### AIM
Check each line of the data below for the word "this", then extract the ones that have it.

[Data entries for graphics]
* Start *

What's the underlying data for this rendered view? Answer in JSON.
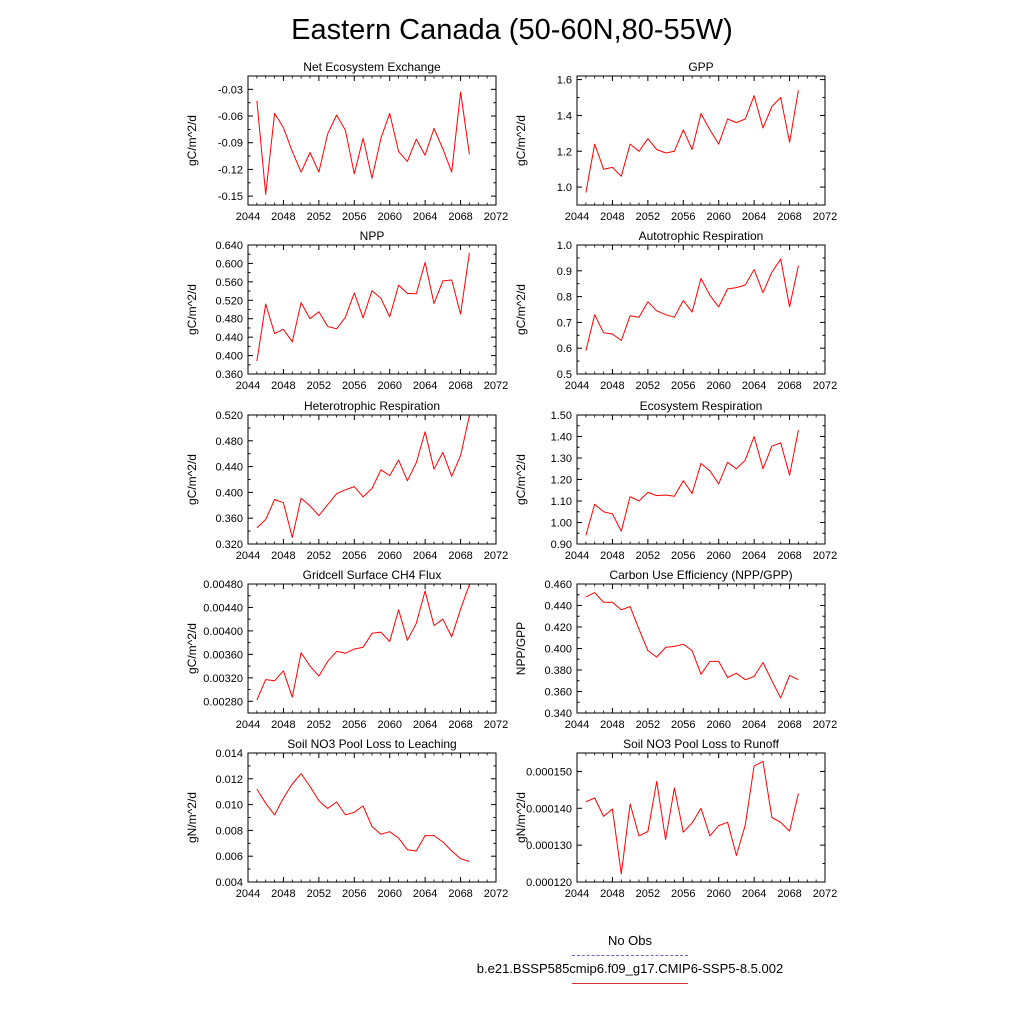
{
  "title": "Eastern Canada (50-60N,80-55W)",
  "legend": {
    "obs_label": "No Obs",
    "obs_color": "#6666cc",
    "model_label": "b.e21.BSSP585cmip6.f09_g17.CMIP6-SSP5-8.5.002",
    "model_color": "#e0303a"
  },
  "line_color": "#ff0000",
  "chart_data": [
    {
      "type": "line",
      "title": "Net Ecosystem Exchange",
      "ylabel": "gC/m^2/d",
      "xlim": [
        2044,
        2072
      ],
      "xticks": [
        2044,
        2048,
        2052,
        2056,
        2060,
        2064,
        2068,
        2072
      ],
      "ylim": [
        -0.16,
        -0.015
      ],
      "yticks": [
        -0.15,
        -0.12,
        -0.09,
        -0.06,
        -0.03
      ],
      "ytick_labels": [
        "-0.15",
        "-0.12",
        "-0.09",
        "-0.06",
        "-0.03"
      ],
      "x": [
        2045,
        2046,
        2047,
        2048,
        2049,
        2050,
        2051,
        2052,
        2053,
        2054,
        2055,
        2056,
        2057,
        2058,
        2059,
        2060,
        2061,
        2062,
        2063,
        2064,
        2065,
        2066,
        2067,
        2068,
        2069
      ],
      "y": [
        -0.043,
        -0.148,
        -0.057,
        -0.073,
        -0.1,
        -0.123,
        -0.101,
        -0.123,
        -0.08,
        -0.059,
        -0.076,
        -0.125,
        -0.085,
        -0.13,
        -0.085,
        -0.057,
        -0.1,
        -0.111,
        -0.086,
        -0.104,
        -0.074,
        -0.097,
        -0.123,
        -0.033,
        -0.103
      ]
    },
    {
      "type": "line",
      "title": "GPP",
      "ylabel": "gC/m^2/d",
      "xlim": [
        2044,
        2072
      ],
      "xticks": [
        2044,
        2048,
        2052,
        2056,
        2060,
        2064,
        2068,
        2072
      ],
      "ylim": [
        0.9,
        1.62
      ],
      "yticks": [
        1.0,
        1.2,
        1.4,
        1.6
      ],
      "ytick_labels": [
        "1.0",
        "1.2",
        "1.4",
        "1.6"
      ],
      "x": [
        2045,
        2046,
        2047,
        2048,
        2049,
        2050,
        2051,
        2052,
        2053,
        2054,
        2055,
        2056,
        2057,
        2058,
        2059,
        2060,
        2061,
        2062,
        2063,
        2064,
        2065,
        2066,
        2067,
        2068,
        2069
      ],
      "y": [
        0.97,
        1.24,
        1.1,
        1.11,
        1.06,
        1.24,
        1.2,
        1.27,
        1.21,
        1.19,
        1.2,
        1.32,
        1.21,
        1.41,
        1.32,
        1.24,
        1.38,
        1.36,
        1.38,
        1.51,
        1.33,
        1.45,
        1.5,
        1.25,
        1.54
      ]
    },
    {
      "type": "line",
      "title": "NPP",
      "ylabel": "gC/m^2/d",
      "xlim": [
        2044,
        2072
      ],
      "xticks": [
        2044,
        2048,
        2052,
        2056,
        2060,
        2064,
        2068,
        2072
      ],
      "ylim": [
        0.36,
        0.64
      ],
      "yticks": [
        0.36,
        0.4,
        0.44,
        0.48,
        0.52,
        0.56,
        0.6,
        0.64
      ],
      "ytick_labels": [
        "0.360",
        "0.400",
        "0.440",
        "0.480",
        "0.520",
        "0.560",
        "0.600",
        "0.640"
      ],
      "x": [
        2045,
        2046,
        2047,
        2048,
        2049,
        2050,
        2051,
        2052,
        2053,
        2054,
        2055,
        2056,
        2057,
        2058,
        2059,
        2060,
        2061,
        2062,
        2063,
        2064,
        2065,
        2066,
        2067,
        2068,
        2069
      ],
      "y": [
        0.388,
        0.512,
        0.448,
        0.457,
        0.43,
        0.515,
        0.48,
        0.495,
        0.463,
        0.458,
        0.483,
        0.536,
        0.482,
        0.541,
        0.524,
        0.484,
        0.553,
        0.535,
        0.534,
        0.602,
        0.513,
        0.562,
        0.564,
        0.49,
        0.623
      ]
    },
    {
      "type": "line",
      "title": "Autotrophic Respiration",
      "ylabel": "gC/m^2/d",
      "xlim": [
        2044,
        2072
      ],
      "xticks": [
        2044,
        2048,
        2052,
        2056,
        2060,
        2064,
        2068,
        2072
      ],
      "ylim": [
        0.5,
        1.0
      ],
      "yticks": [
        0.5,
        0.6,
        0.7,
        0.8,
        0.9,
        1.0
      ],
      "ytick_labels": [
        "0.5",
        "0.6",
        "0.7",
        "0.8",
        "0.9",
        "1.0"
      ],
      "x": [
        2045,
        2046,
        2047,
        2048,
        2049,
        2050,
        2051,
        2052,
        2053,
        2054,
        2055,
        2056,
        2057,
        2058,
        2059,
        2060,
        2061,
        2062,
        2063,
        2064,
        2065,
        2066,
        2067,
        2068,
        2069
      ],
      "y": [
        0.59,
        0.73,
        0.66,
        0.655,
        0.63,
        0.725,
        0.72,
        0.78,
        0.745,
        0.73,
        0.72,
        0.785,
        0.74,
        0.87,
        0.805,
        0.76,
        0.83,
        0.835,
        0.845,
        0.905,
        0.815,
        0.895,
        0.945,
        0.76,
        0.92
      ]
    },
    {
      "type": "line",
      "title": "Heterotrophic Respiration",
      "ylabel": "gC/m^2/d",
      "xlim": [
        2044,
        2072
      ],
      "xticks": [
        2044,
        2048,
        2052,
        2056,
        2060,
        2064,
        2068,
        2072
      ],
      "ylim": [
        0.32,
        0.52
      ],
      "yticks": [
        0.32,
        0.36,
        0.4,
        0.44,
        0.48,
        0.52
      ],
      "ytick_labels": [
        "0.320",
        "0.360",
        "0.400",
        "0.440",
        "0.480",
        "0.520"
      ],
      "x": [
        2045,
        2046,
        2047,
        2048,
        2049,
        2050,
        2051,
        2052,
        2053,
        2054,
        2055,
        2056,
        2057,
        2058,
        2059,
        2060,
        2061,
        2062,
        2063,
        2064,
        2065,
        2066,
        2067,
        2068,
        2069
      ],
      "y": [
        0.345,
        0.358,
        0.389,
        0.384,
        0.33,
        0.391,
        0.379,
        0.364,
        0.381,
        0.398,
        0.404,
        0.409,
        0.393,
        0.406,
        0.435,
        0.426,
        0.45,
        0.418,
        0.446,
        0.494,
        0.436,
        0.462,
        0.425,
        0.457,
        0.519
      ]
    },
    {
      "type": "line",
      "title": "Ecosystem Respiration",
      "ylabel": "gC/m^2/d",
      "xlim": [
        2044,
        2072
      ],
      "xticks": [
        2044,
        2048,
        2052,
        2056,
        2060,
        2064,
        2068,
        2072
      ],
      "ylim": [
        0.9,
        1.5
      ],
      "yticks": [
        0.9,
        1.0,
        1.1,
        1.2,
        1.3,
        1.4,
        1.5
      ],
      "ytick_labels": [
        "0.90",
        "1.00",
        "1.10",
        "1.20",
        "1.30",
        "1.40",
        "1.50"
      ],
      "x": [
        2045,
        2046,
        2047,
        2048,
        2049,
        2050,
        2051,
        2052,
        2053,
        2054,
        2055,
        2056,
        2057,
        2058,
        2059,
        2060,
        2061,
        2062,
        2063,
        2064,
        2065,
        2066,
        2067,
        2068,
        2069
      ],
      "y": [
        0.94,
        1.085,
        1.05,
        1.04,
        0.96,
        1.12,
        1.1,
        1.14,
        1.125,
        1.128,
        1.122,
        1.195,
        1.135,
        1.275,
        1.24,
        1.18,
        1.28,
        1.25,
        1.29,
        1.4,
        1.25,
        1.355,
        1.37,
        1.22,
        1.43
      ]
    },
    {
      "type": "line",
      "title": "Gridcell Surface CH4 Flux",
      "ylabel": "gC/m^2/d",
      "xlim": [
        2044,
        2072
      ],
      "xticks": [
        2044,
        2048,
        2052,
        2056,
        2060,
        2064,
        2068,
        2072
      ],
      "ylim": [
        0.0026,
        0.0048
      ],
      "yticks": [
        0.0028,
        0.0032,
        0.0036,
        0.004,
        0.0044,
        0.0048
      ],
      "ytick_labels": [
        "0.00280",
        "0.00320",
        "0.00360",
        "0.00400",
        "0.00440",
        "0.00480"
      ],
      "x": [
        2045,
        2046,
        2047,
        2048,
        2049,
        2050,
        2051,
        2052,
        2053,
        2054,
        2055,
        2056,
        2057,
        2058,
        2059,
        2060,
        2061,
        2062,
        2063,
        2064,
        2065,
        2066,
        2067,
        2068,
        2069
      ],
      "y": [
        0.00282,
        0.00317,
        0.00315,
        0.00332,
        0.00287,
        0.00363,
        0.0034,
        0.00323,
        0.00348,
        0.00365,
        0.00362,
        0.00369,
        0.00372,
        0.00396,
        0.00398,
        0.00382,
        0.00436,
        0.00384,
        0.00413,
        0.00468,
        0.00409,
        0.0042,
        0.0039,
        0.00437,
        0.00479
      ]
    },
    {
      "type": "line",
      "title": "Carbon Use Efficiency (NPP/GPP)",
      "ylabel": "NPP/GPP",
      "xlim": [
        2044,
        2072
      ],
      "xticks": [
        2044,
        2048,
        2052,
        2056,
        2060,
        2064,
        2068,
        2072
      ],
      "ylim": [
        0.34,
        0.46
      ],
      "yticks": [
        0.34,
        0.36,
        0.38,
        0.4,
        0.42,
        0.44,
        0.46
      ],
      "ytick_labels": [
        "0.340",
        "0.360",
        "0.380",
        "0.400",
        "0.420",
        "0.440",
        "0.460"
      ],
      "x": [
        2045,
        2046,
        2047,
        2048,
        2049,
        2050,
        2051,
        2052,
        2053,
        2054,
        2055,
        2056,
        2057,
        2058,
        2059,
        2060,
        2061,
        2062,
        2063,
        2064,
        2065,
        2066,
        2067,
        2068,
        2069
      ],
      "y": [
        0.448,
        0.452,
        0.443,
        0.443,
        0.436,
        0.439,
        0.418,
        0.398,
        0.392,
        0.401,
        0.402,
        0.404,
        0.398,
        0.376,
        0.388,
        0.388,
        0.373,
        0.377,
        0.371,
        0.374,
        0.387,
        0.37,
        0.354,
        0.375,
        0.371
      ]
    },
    {
      "type": "line",
      "title": "Soil NO3 Pool Loss to Leaching",
      "ylabel": "gN/m^2/d",
      "xlim": [
        2044,
        2072
      ],
      "xticks": [
        2044,
        2048,
        2052,
        2056,
        2060,
        2064,
        2068,
        2072
      ],
      "ylim": [
        0.004,
        0.014
      ],
      "yticks": [
        0.004,
        0.006,
        0.008,
        0.01,
        0.012,
        0.014
      ],
      "ytick_labels": [
        "0.004",
        "0.006",
        "0.008",
        "0.010",
        "0.012",
        "0.014"
      ],
      "x": [
        2045,
        2046,
        2047,
        2048,
        2049,
        2050,
        2051,
        2052,
        2053,
        2054,
        2055,
        2056,
        2057,
        2058,
        2059,
        2060,
        2061,
        2062,
        2063,
        2064,
        2065,
        2066,
        2067,
        2068,
        2069
      ],
      "y": [
        0.0112,
        0.0101,
        0.0092,
        0.0105,
        0.0116,
        0.0124,
        0.0114,
        0.0103,
        0.0097,
        0.0102,
        0.0092,
        0.0094,
        0.0099,
        0.0083,
        0.0077,
        0.0079,
        0.0074,
        0.0065,
        0.0064,
        0.0076,
        0.0076,
        0.0071,
        0.0064,
        0.0058,
        0.0056
      ]
    },
    {
      "type": "line",
      "title": "Soil NO3 Pool Loss to Runoff",
      "ylabel": "gN/m^2/d",
      "xlim": [
        2044,
        2072
      ],
      "xticks": [
        2044,
        2048,
        2052,
        2056,
        2060,
        2064,
        2068,
        2072
      ],
      "ylim": [
        0.00012,
        0.000155
      ],
      "yticks": [
        0.00012,
        0.00013,
        0.00014,
        0.00015
      ],
      "ytick_labels": [
        "0.000120",
        "0.000130",
        "0.000140",
        "0.000150"
      ],
      "x": [
        2045,
        2046,
        2047,
        2048,
        2049,
        2050,
        2051,
        2052,
        2053,
        2054,
        2055,
        2056,
        2057,
        2058,
        2059,
        2060,
        2061,
        2062,
        2063,
        2064,
        2065,
        2066,
        2067,
        2068,
        2069
      ],
      "y": [
        0.0001418,
        0.0001428,
        0.0001378,
        0.0001398,
        0.0001222,
        0.0001412,
        0.0001325,
        0.0001337,
        0.0001473,
        0.0001315,
        0.0001455,
        0.0001335,
        0.000136,
        0.00014,
        0.0001325,
        0.0001353,
        0.0001362,
        0.0001272,
        0.0001355,
        0.0001515,
        0.0001527,
        0.0001375,
        0.0001362,
        0.0001338,
        0.000144
      ]
    }
  ]
}
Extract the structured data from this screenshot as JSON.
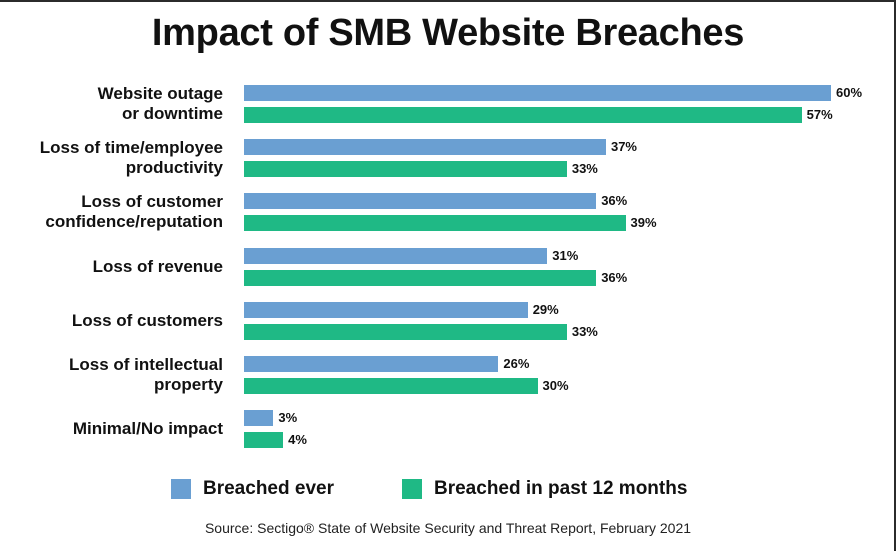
{
  "chart_data": {
    "type": "bar",
    "orientation": "horizontal",
    "title": "Impact of SMB Website Breaches",
    "categories": [
      [
        "Website outage",
        "or downtime"
      ],
      [
        "Loss of time/employee",
        "productivity"
      ],
      [
        "Loss of customer",
        "confidence/reputation"
      ],
      [
        "Loss of revenue"
      ],
      [
        "Loss of customers"
      ],
      [
        "Loss of intellectual",
        "property"
      ],
      [
        "Minimal/No impact"
      ]
    ],
    "series": [
      {
        "name": "Breached ever",
        "color": "#6a9fd2",
        "values": [
          60,
          37,
          36,
          31,
          29,
          26,
          3
        ]
      },
      {
        "name": "Breached in past 12 months",
        "color": "#1fb985",
        "values": [
          57,
          33,
          39,
          36,
          33,
          30,
          4
        ]
      }
    ],
    "value_suffix": "%",
    "xlim": [
      0,
      60
    ],
    "xlabel": "",
    "ylabel": "",
    "grid": false,
    "legend_position": "bottom",
    "source": "Source: Sectigo® State of Website Security and Threat Report, February 2021"
  }
}
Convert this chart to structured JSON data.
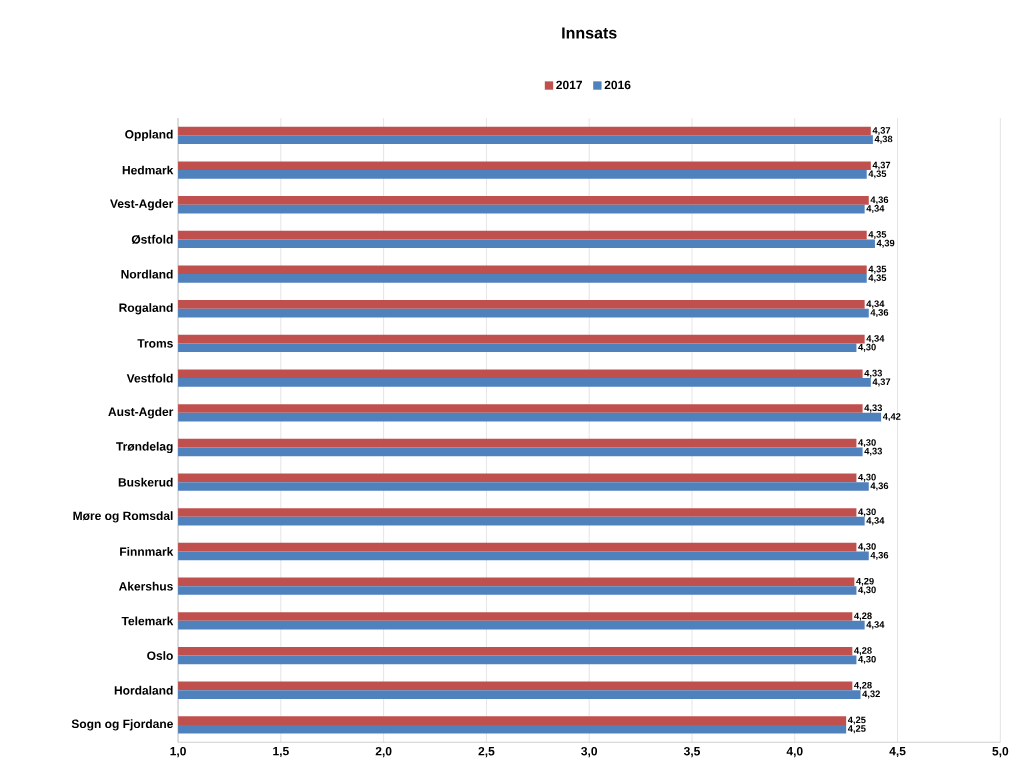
{
  "chart_data": {
    "type": "bar",
    "orientation": "horizontal",
    "title": "Innsats",
    "categories": [
      "Oppland",
      "Hedmark",
      "Vest-Agder",
      "Østfold",
      "Nordland",
      "Rogaland",
      "Troms",
      "Vestfold",
      "Aust-Agder",
      "Trøndelag",
      "Buskerud",
      "Møre og Romsdal",
      "Finnmark",
      "Akershus",
      "Telemark",
      "Oslo",
      "Hordaland",
      "Sogn og Fjordane"
    ],
    "series": [
      {
        "name": "2017",
        "color": "#c0504d",
        "values": [
          4.37,
          4.37,
          4.36,
          4.35,
          4.35,
          4.34,
          4.34,
          4.33,
          4.33,
          4.3,
          4.3,
          4.3,
          4.3,
          4.29,
          4.28,
          4.28,
          4.28,
          4.25
        ],
        "value_labels": [
          "4,37",
          "4,37",
          "4,36",
          "4,35",
          "4,35",
          "4,34",
          "4,34",
          "4,33",
          "4,33",
          "4,30",
          "4,30",
          "4,30",
          "4,30",
          "4,29",
          "4,28",
          "4,28",
          "4,28",
          "4,25"
        ]
      },
      {
        "name": "2016",
        "color": "#4f81bd",
        "values": [
          4.38,
          4.35,
          4.34,
          4.39,
          4.35,
          4.36,
          4.3,
          4.37,
          4.42,
          4.33,
          4.36,
          4.34,
          4.36,
          4.3,
          4.34,
          4.3,
          4.32,
          4.25
        ],
        "value_labels": [
          "4,38",
          "4,35",
          "4,34",
          "4,39",
          "4,35",
          "4,36",
          "4,30",
          "4,37",
          "4,42",
          "4,33",
          "4,36",
          "4,34",
          "4,36",
          "4,30",
          "4,34",
          "4,30",
          "4,32",
          "4,25"
        ]
      }
    ],
    "xlim": [
      1,
      5
    ],
    "xticks": [
      {
        "value": 1,
        "label": "1,0"
      },
      {
        "value": 1.5,
        "label": "1,5"
      },
      {
        "value": 2,
        "label": "2,0"
      },
      {
        "value": 2.5,
        "label": "2,5"
      },
      {
        "value": 3,
        "label": "3,0"
      },
      {
        "value": 3.5,
        "label": "3,5"
      },
      {
        "value": 4,
        "label": "4,0"
      },
      {
        "value": 4.5,
        "label": "4,5"
      },
      {
        "value": 5,
        "label": "5,0"
      }
    ],
    "grid": "x",
    "legend": "top"
  }
}
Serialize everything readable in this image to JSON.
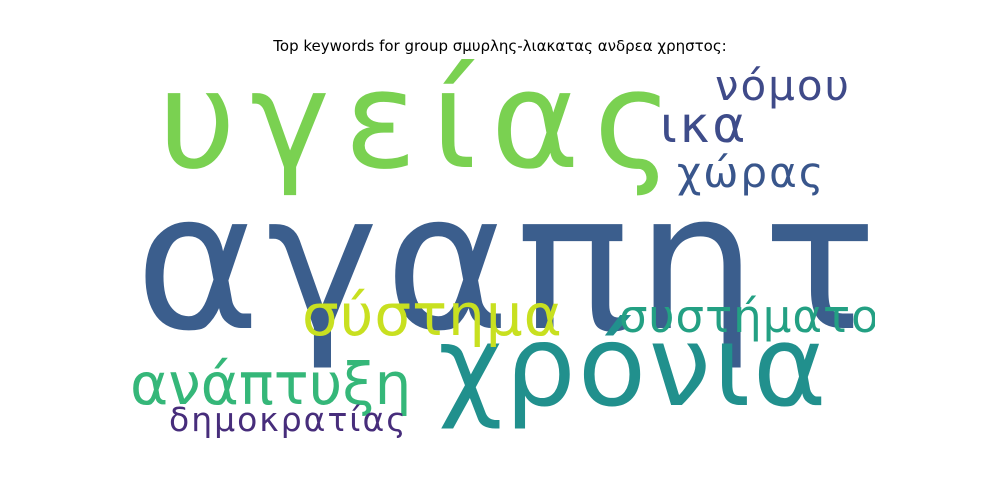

* End *

### COMPLETE RESPONSE
What's the underlying data for this rendered view? Answer in JSON.
Extract the structured data from this screenshot as JSON.
Convert this chart to structured JSON data.
Serialize everything readable in this image to JSON.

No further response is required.